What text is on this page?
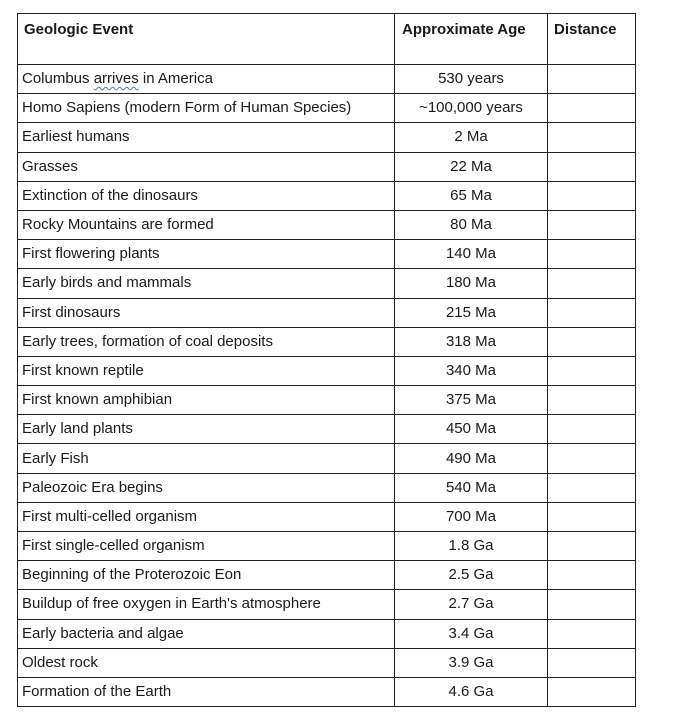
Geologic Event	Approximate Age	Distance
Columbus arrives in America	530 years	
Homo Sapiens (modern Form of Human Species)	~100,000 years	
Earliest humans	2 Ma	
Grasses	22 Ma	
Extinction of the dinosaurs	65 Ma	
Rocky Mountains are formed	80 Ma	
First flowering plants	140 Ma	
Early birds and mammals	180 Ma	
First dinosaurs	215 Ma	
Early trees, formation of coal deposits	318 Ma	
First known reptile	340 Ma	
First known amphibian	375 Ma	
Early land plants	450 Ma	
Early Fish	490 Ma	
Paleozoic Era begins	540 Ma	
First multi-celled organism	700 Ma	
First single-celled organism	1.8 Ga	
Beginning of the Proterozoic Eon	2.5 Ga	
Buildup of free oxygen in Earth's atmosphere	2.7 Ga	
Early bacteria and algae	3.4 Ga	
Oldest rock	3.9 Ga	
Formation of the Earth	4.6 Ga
*-*-*
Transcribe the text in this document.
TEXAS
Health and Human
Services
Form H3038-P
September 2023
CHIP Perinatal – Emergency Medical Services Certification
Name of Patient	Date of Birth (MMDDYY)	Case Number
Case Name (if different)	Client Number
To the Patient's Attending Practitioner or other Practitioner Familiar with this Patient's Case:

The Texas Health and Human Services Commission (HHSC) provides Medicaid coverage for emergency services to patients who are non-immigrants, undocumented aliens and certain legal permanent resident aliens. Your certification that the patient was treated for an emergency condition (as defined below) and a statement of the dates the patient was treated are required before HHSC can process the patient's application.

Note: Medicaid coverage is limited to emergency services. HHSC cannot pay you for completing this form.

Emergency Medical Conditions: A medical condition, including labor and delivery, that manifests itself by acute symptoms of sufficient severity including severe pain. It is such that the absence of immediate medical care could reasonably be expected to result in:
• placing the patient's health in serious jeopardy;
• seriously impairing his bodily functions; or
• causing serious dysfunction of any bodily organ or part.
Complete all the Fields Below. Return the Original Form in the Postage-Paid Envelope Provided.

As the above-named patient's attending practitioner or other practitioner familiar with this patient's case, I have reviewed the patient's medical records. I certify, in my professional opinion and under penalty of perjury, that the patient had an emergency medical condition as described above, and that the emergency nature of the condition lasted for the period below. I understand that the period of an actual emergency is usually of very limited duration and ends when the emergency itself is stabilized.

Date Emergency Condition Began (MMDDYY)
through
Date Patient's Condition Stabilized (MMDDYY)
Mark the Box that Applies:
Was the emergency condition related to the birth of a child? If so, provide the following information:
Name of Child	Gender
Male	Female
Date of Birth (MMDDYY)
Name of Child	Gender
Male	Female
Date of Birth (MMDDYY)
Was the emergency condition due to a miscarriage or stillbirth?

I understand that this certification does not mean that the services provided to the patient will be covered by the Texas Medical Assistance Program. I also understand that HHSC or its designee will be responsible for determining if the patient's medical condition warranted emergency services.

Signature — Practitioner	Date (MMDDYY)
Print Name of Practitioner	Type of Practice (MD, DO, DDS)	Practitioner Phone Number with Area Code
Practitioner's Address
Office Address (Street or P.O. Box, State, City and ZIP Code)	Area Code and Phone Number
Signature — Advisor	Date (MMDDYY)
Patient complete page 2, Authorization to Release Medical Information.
*-*-*
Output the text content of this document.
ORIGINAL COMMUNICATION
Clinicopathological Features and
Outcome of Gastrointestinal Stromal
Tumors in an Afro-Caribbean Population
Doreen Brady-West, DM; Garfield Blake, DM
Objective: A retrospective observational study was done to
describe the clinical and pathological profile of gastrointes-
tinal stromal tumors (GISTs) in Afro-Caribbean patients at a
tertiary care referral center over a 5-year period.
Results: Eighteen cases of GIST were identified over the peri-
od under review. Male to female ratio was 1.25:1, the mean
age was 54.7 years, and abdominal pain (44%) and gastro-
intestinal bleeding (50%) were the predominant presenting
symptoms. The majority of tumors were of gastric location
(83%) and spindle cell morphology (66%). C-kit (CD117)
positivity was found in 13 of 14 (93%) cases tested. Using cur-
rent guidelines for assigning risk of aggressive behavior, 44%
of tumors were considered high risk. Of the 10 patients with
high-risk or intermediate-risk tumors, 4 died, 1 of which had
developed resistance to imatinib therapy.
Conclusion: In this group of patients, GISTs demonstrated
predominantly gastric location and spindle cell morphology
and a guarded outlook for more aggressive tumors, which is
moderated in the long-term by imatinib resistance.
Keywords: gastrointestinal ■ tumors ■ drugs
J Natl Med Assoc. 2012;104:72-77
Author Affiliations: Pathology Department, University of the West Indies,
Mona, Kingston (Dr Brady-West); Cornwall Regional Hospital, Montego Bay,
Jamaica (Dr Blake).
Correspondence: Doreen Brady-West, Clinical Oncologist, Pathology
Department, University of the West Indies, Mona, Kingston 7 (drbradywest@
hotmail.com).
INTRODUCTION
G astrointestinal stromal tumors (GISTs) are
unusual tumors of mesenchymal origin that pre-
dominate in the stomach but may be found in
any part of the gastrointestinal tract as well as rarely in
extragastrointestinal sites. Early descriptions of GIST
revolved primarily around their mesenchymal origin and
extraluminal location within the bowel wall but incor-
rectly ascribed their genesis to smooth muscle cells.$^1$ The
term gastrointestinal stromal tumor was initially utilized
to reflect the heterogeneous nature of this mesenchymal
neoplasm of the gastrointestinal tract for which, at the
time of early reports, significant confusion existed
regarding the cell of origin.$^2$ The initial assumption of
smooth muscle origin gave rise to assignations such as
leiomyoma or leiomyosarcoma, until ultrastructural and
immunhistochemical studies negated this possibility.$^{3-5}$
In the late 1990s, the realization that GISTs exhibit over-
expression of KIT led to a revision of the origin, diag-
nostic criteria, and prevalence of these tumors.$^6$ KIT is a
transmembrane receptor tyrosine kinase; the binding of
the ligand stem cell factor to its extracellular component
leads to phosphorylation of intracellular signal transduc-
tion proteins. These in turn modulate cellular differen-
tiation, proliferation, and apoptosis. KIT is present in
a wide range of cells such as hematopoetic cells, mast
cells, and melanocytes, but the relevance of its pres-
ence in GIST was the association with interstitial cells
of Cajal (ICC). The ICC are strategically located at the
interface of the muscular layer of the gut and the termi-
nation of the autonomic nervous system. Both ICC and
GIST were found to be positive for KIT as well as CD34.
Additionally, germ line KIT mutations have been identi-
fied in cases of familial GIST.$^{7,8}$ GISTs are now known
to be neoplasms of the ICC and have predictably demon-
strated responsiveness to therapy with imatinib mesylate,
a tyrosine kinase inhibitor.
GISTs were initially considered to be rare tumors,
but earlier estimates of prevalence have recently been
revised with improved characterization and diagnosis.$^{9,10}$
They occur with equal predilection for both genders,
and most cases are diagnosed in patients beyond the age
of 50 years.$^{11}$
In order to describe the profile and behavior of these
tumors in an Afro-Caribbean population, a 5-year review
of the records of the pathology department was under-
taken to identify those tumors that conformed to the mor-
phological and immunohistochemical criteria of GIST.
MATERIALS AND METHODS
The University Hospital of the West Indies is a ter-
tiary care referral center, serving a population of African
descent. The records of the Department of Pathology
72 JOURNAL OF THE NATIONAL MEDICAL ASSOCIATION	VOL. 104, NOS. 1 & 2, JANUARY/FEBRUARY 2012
*-*-*
• YOUR GOAL
Could you copy each line from the listing that has the word "celled" in it?

• THE ANSWER
First multi-celled organism	700 Ma	
First single-celled organism	1.8 Ga	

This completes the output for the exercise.